(Dataset items)
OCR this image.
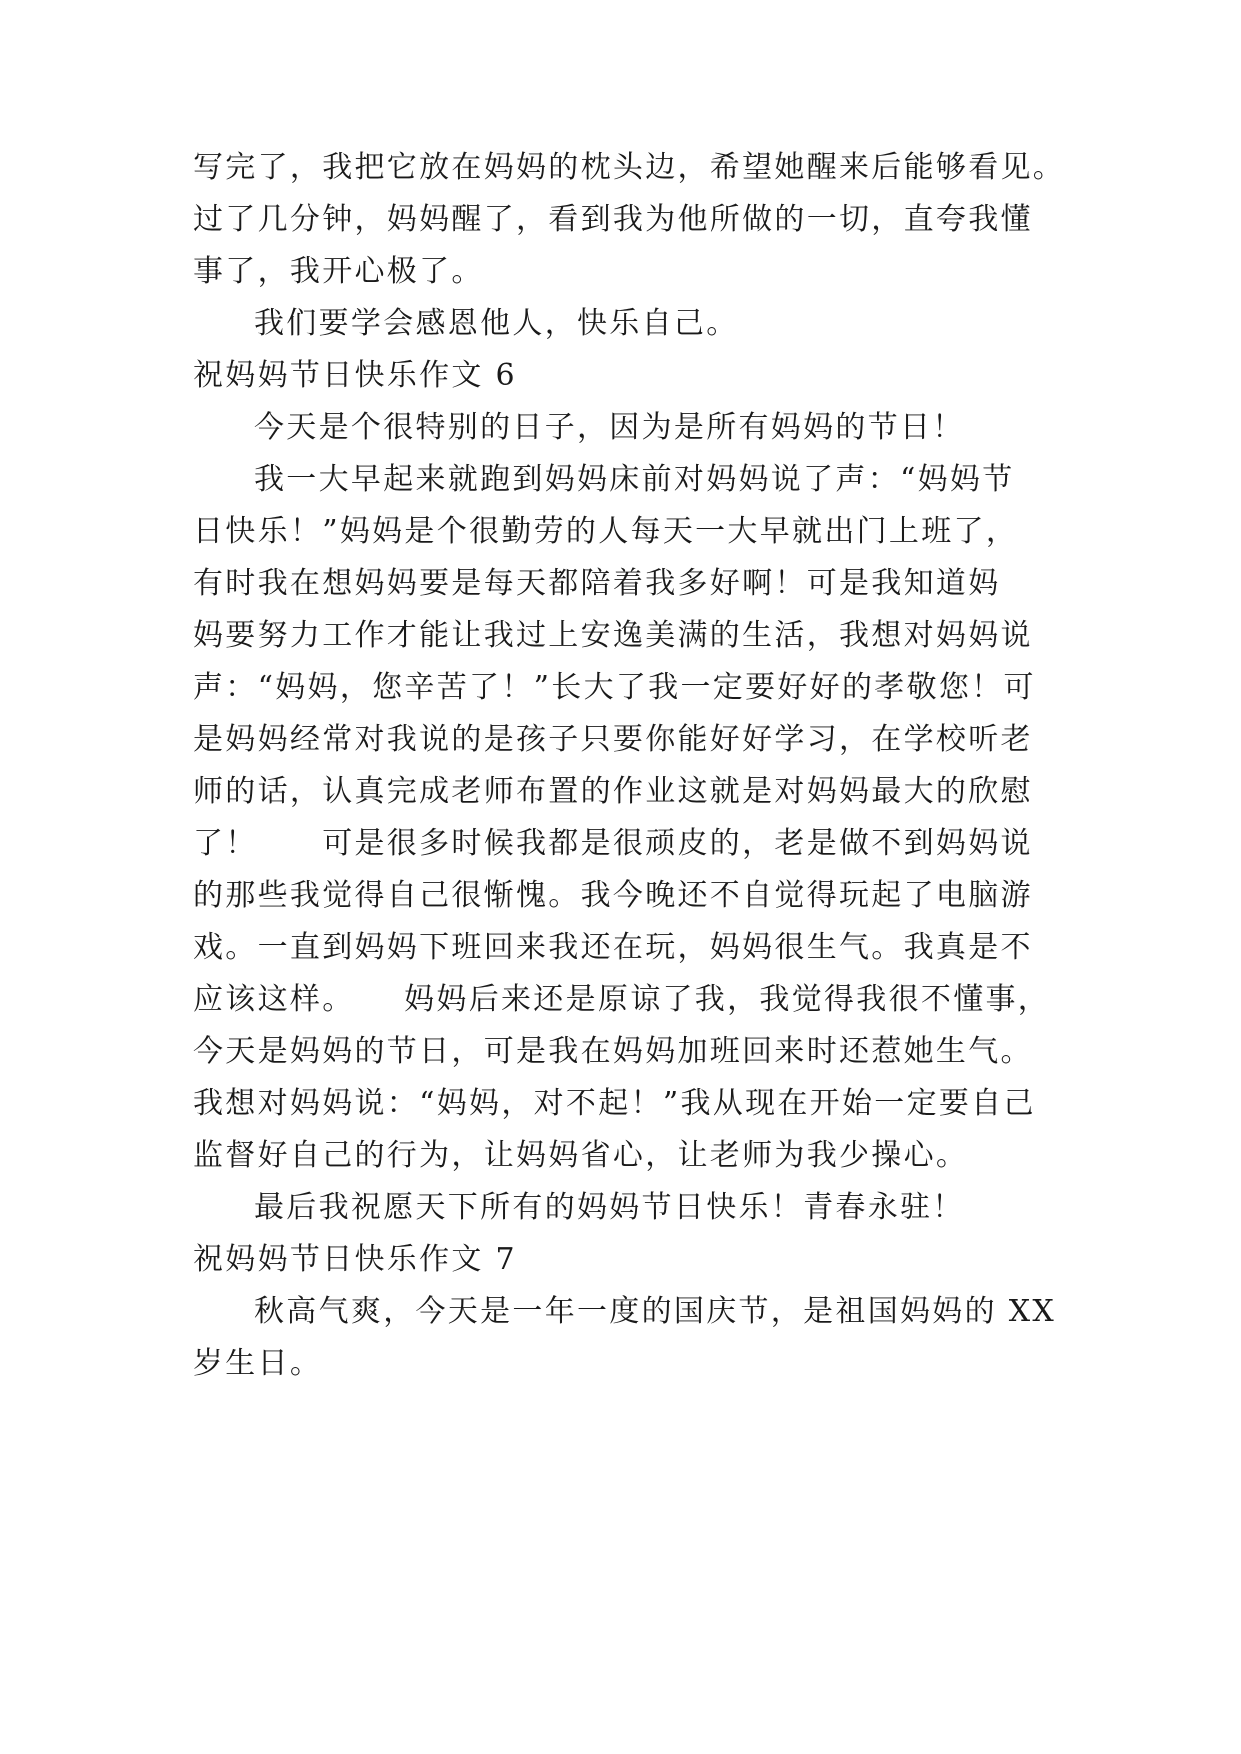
写完了，我把它放在妈妈的枕头边，希望她醒来后能够看见。
过了几分钟，妈妈醒了，看到我为他所做的一切，直夸我懂
事了，我开心极了。
我们要学会感恩他人，快乐自己。
祝妈妈节日快乐作文 6
今天是个很特别的日子，因为是所有妈妈的节日！
我一大早起来就跑到妈妈床前对妈妈说了声：“妈妈节
日快乐！”妈妈是个很勤劳的人每天一大早就出门上班了，
有时我在想妈妈要是每天都陪着我多好啊！可是我知道妈
妈要努力工作才能让我过上安逸美满的生活，我想对妈妈说
声：“妈妈，您辛苦了！”长大了我一定要好好的孝敬您！可
是妈妈经常对我说的是孩子只要你能好好学习，在学校听老
师的话，认真完成老师布置的作业这就是对妈妈最大的欣慰
了！　　可是很多时候我都是很顽皮的，老是做不到妈妈说
的那些我觉得自己很惭愧。我今晚还不自觉得玩起了电脑游
戏。一直到妈妈下班回来我还在玩，妈妈很生气。我真是不
应该这样。　　妈妈后来还是原谅了我，我觉得我很不懂事，
今天是妈妈的节日，可是我在妈妈加班回来时还惹她生气。
我想对妈妈说：“妈妈，对不起！”我从现在开始一定要自己
监督好自己的行为，让妈妈省心，让老师为我少操心。
最后我祝愿天下所有的妈妈节日快乐！青春永驻！
祝妈妈节日快乐作文 7
秋高气爽，今天是一年一度的国庆节，是祖国妈妈的 XX
岁生日。
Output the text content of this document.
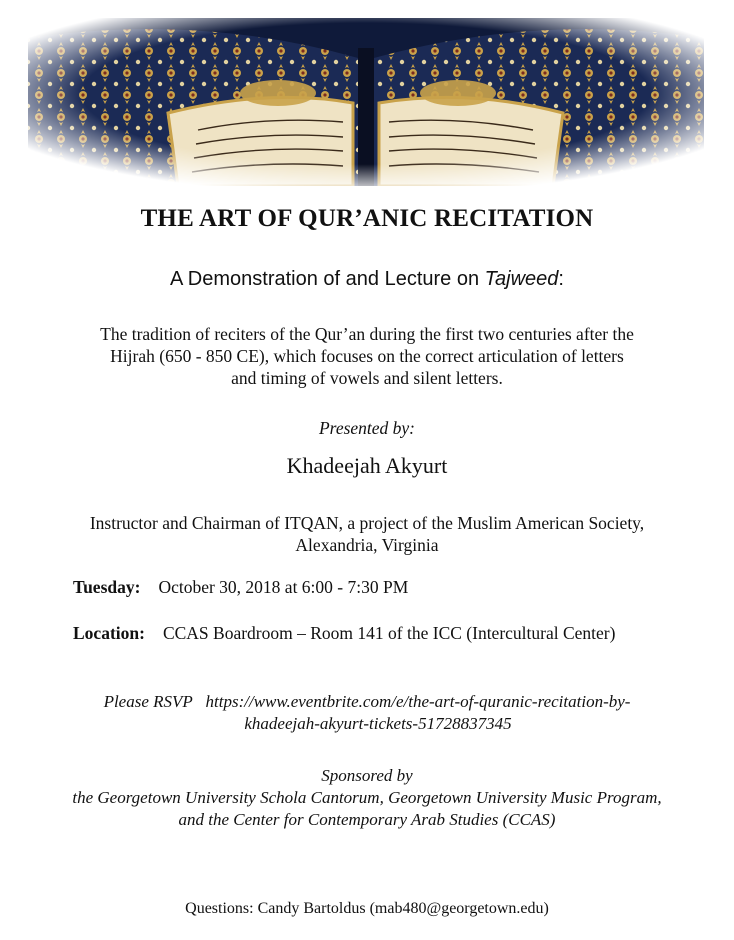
THE ART OF QUR’ANIC RECITATION
A Demonstration of and Lecture on Tajweed:
The tradition of reciters of the Qur’an during the first two centuries after the
Hijrah (650 - 850 CE), which focuses on the correct articulation of letters
and timing of vowels and silent letters.
Presented by:
Khadeejah Akyurt
Instructor and Chairman of ITQAN, a project of the Muslim American Society,
Alexandria, Virginia
Tuesday: October 30, 2018 at 6:00 - 7:30 PM
Location: CCAS Boardroom – Room 141 of the ICC (Intercultural Center)
Please RSVP https://www.eventbrite.com/e/the-art-of-quranic-recitation-by-
khadeejah-akyurt-tickets-51728837345
Sponsored by
the Georgetown University Schola Cantorum, Georgetown University Music Program,
and the Center for Contemporary Arab Studies (CCAS)
Questions: Candy Bartoldus (mab480@georgetown.edu)
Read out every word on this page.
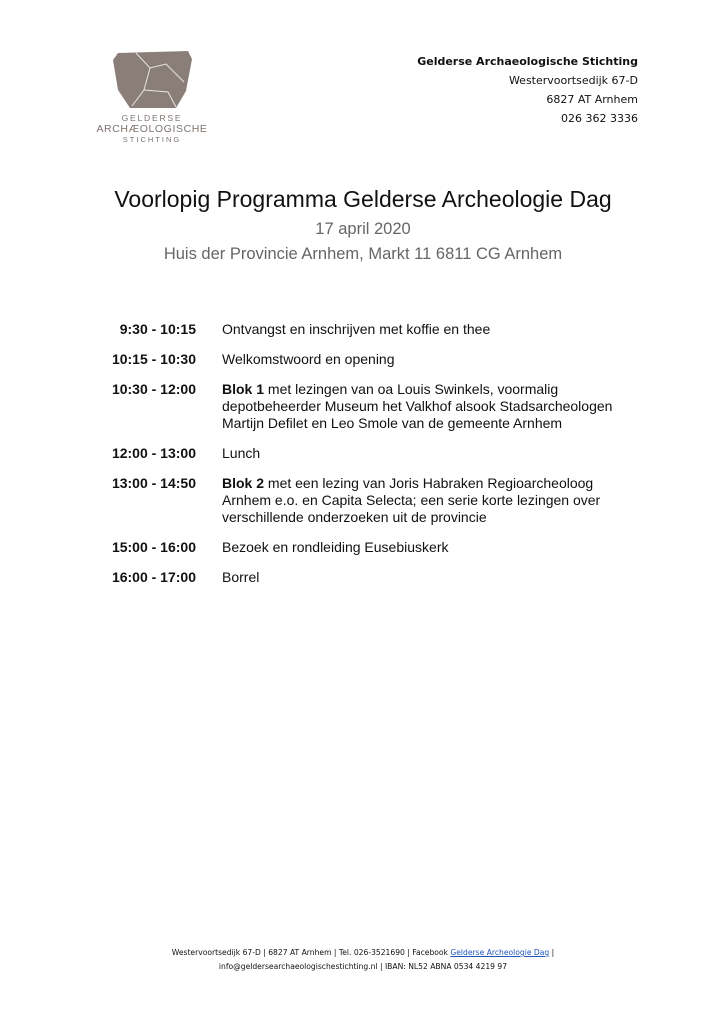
GELDERSE
ARCHÆOLOGISCHE
STICHTING
Gelderse Archaeologische Stichting
Westervoortsedijk 67-D
6827 AT Arnhem
026 362 3336
Voorlopig Programma Gelderse Archeologie Dag
17 april 2020
Huis der Provincie Arnhem, Markt 11 6811 CG Arnhem
9:30 - 10:15 Ontvangst en inschrijven met koffie en thee
10:15 - 10:30 Welkomstwoord en opening
10:30 - 12:00 Blok 1 met lezingen van oa Louis Swinkels, voormalig depotbeheerder Museum het Valkhof alsook Stadsarcheologen Martijn Defilet en Leo Smole van de gemeente Arnhem
12:00 - 13:00 Lunch
13:00 - 14:50 Blok 2 met een lezing van Joris Habraken Regioarcheoloog Arnhem e.o. en Capita Selecta; een serie korte lezingen over verschillende onderzoeken uit de provincie
15:00 - 16:00 Bezoek en rondleiding Eusebiuskerk
16:00 - 17:00 Borrel
Westervoortsedijk 67-D | 6827 AT Arnhem | Tel. 026-3521690 | Facebook Gelderse Archeologie Dag |
info@geldersearchaeologischestichting.nl | IBAN: NL52 ABNA 0534 4219 97
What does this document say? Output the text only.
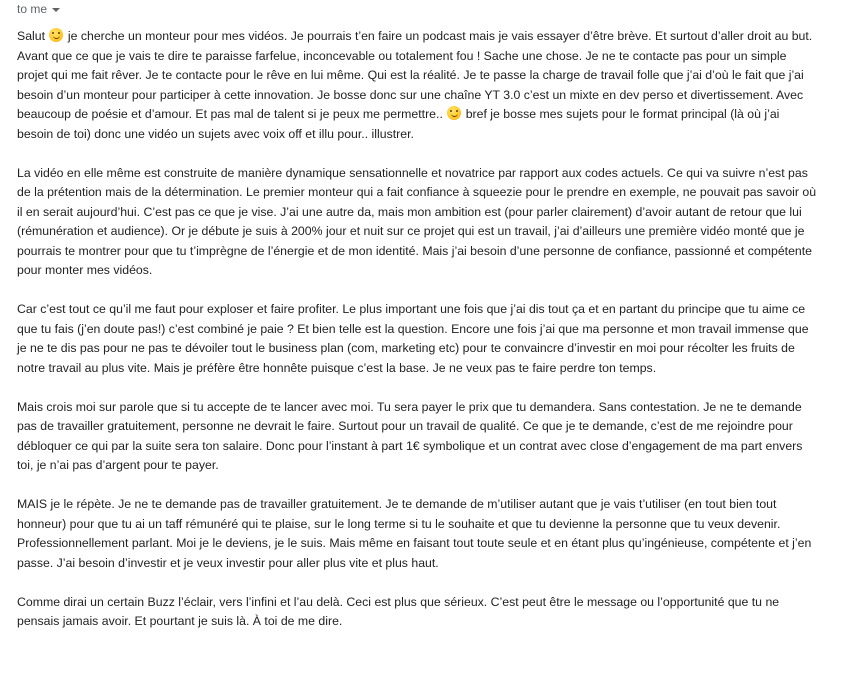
to me

Salut  je cherche un monteur pour mes vidéos. Je pourrais t’en faire un podcast mais je vais essayer d’être brève. Et surtout d’aller droit au but.
Avant que ce que je vais te dire te paraisse farfelue, inconcevable ou totalement fou ! Sache une chose. Je ne te contacte pas pour un simple
projet qui me fait rêver. Je te contacte pour le rêve en lui même. Qui est la réalité. Je te passe la charge de travail folle que j’ai d’où le fait que j’ai
besoin d’un monteur pour participer à cette innovation. Je bosse donc sur une chaîne YT 3.0 c’est un mixte en dev perso et divertissement. Avec
beaucoup de poésie et d’amour. Et pas mal de talent si je peux me permettre..  bref je bosse mes sujets pour le format principal (là où j’ai
besoin de toi) donc une vidéo un sujets avec voix off et illu pour.. illustrer.

La vidéo en elle même est construite de manière dynamique sensationnelle et novatrice par rapport aux codes actuels. Ce qui va suivre n’est pas
de la prétention mais de la détermination. Le premier monteur qui a fait confiance à squeezie pour le prendre en exemple, ne pouvait pas savoir où
il en serait aujourd’hui. C’est pas ce que je vise. J’ai une autre da, mais mon ambition est (pour parler clairement) d’avoir autant de retour que lui
(rémunération et audience). Or je débute je suis à 200% jour et nuit sur ce projet qui est un travail, j’ai d’ailleurs une première vidéo monté que je
pourrais te montrer pour que tu t’imprègne de l’énergie et de mon identité. Mais j’ai besoin d’une personne de confiance, passionné et compétente
pour monter mes vidéos.

Car c’est tout ce qu’il me faut pour exploser et faire profiter. Le plus important une fois que j’ai dis tout ça et en partant du principe que tu aime ce
que tu fais (j’en doute pas!) c’est combiné je paie ? Et bien telle est la question. Encore une fois j’ai que ma personne et mon travail immense que
je ne te dis pas pour ne pas te dévoiler tout le business plan (com, marketing etc) pour te convaincre d’investir en moi pour récolter les fruits de
notre travail au plus vite. Mais je préfère être honnête puisque c’est la base. Je ne veux pas te faire perdre ton temps.

Mais crois moi sur parole que si tu accepte de te lancer avec moi. Tu sera payer le prix que tu demandera. Sans contestation. Je ne te demande
pas de travailler gratuitement, personne ne devrait le faire. Surtout pour un travail de qualité. Ce que je te demande, c’est de me rejoindre pour
débloquer ce qui par la suite sera ton salaire. Donc pour l’instant à part 1€ symbolique et un contrat avec close d’engagement de ma part envers
toi, je n’ai pas d’argent pour te payer.

MAIS je le répète. Je ne te demande pas de travailler gratuitement. Je te demande de m’utiliser autant que je vais t’utiliser (en tout bien tout
honneur) pour que tu ai un taff rémunéré qui te plaise, sur le long terme si tu le souhaite et que tu devienne la personne que tu veux devenir.
Professionnellement parlant. Moi je le deviens, je le suis. Mais même en faisant tout toute seule et en étant plus qu’ingénieuse, compétente et j’en
passe. J’ai besoin d’investir et je veux investir pour aller plus vite et plus haut.

Comme dirai un certain Buzz l’éclair, vers l’infini et l’au delà. Ceci est plus que sérieux. C’est peut être le message ou l’opportunité que tu ne
pensais jamais avoir. Et pourtant je suis là. À toi de me dire.
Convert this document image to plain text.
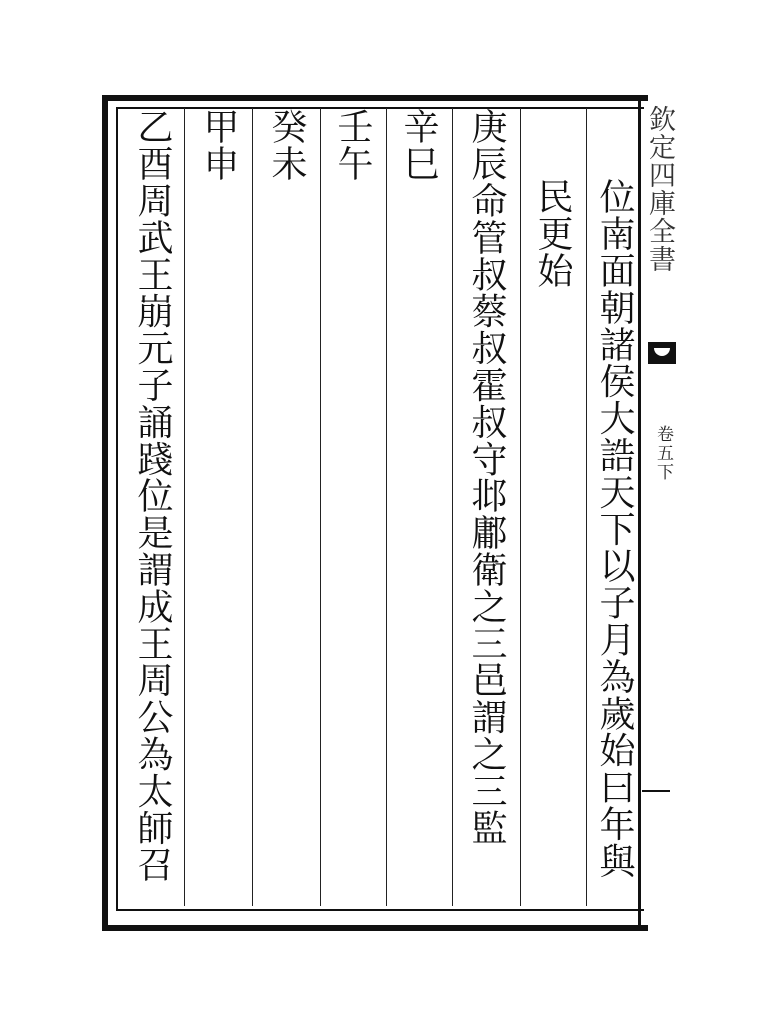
位南面朝諸侯大誥天下以子月為歲始曰年與
民更始
庚辰命管叔蔡叔霍叔守邶鄘衛之三邑謂之三監
辛巳
壬午
癸未
甲申
乙酉周武王崩元子誦踐位是謂成王周公為太師召	欽定四庫全書
卷五下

# WHAT YOU ARE ASKED TO DO
Reproduce the lines from the line with "Convert this document image to plain text." through the last line of the entries exactly, including both ends and excluding pictures.

# CORRECT RESULT
Convert this document image to plain text.
位南面朝諸侯大誥天下以子月為歲始曰年與
民更始
庚辰命管叔蔡叔霍叔守邶鄘衛之三邑謂之三監
辛巳
壬午
癸未
甲申
乙酉周武王崩元子誦踐位是謂成王周公為太師召	欽定四庫全書
卷五下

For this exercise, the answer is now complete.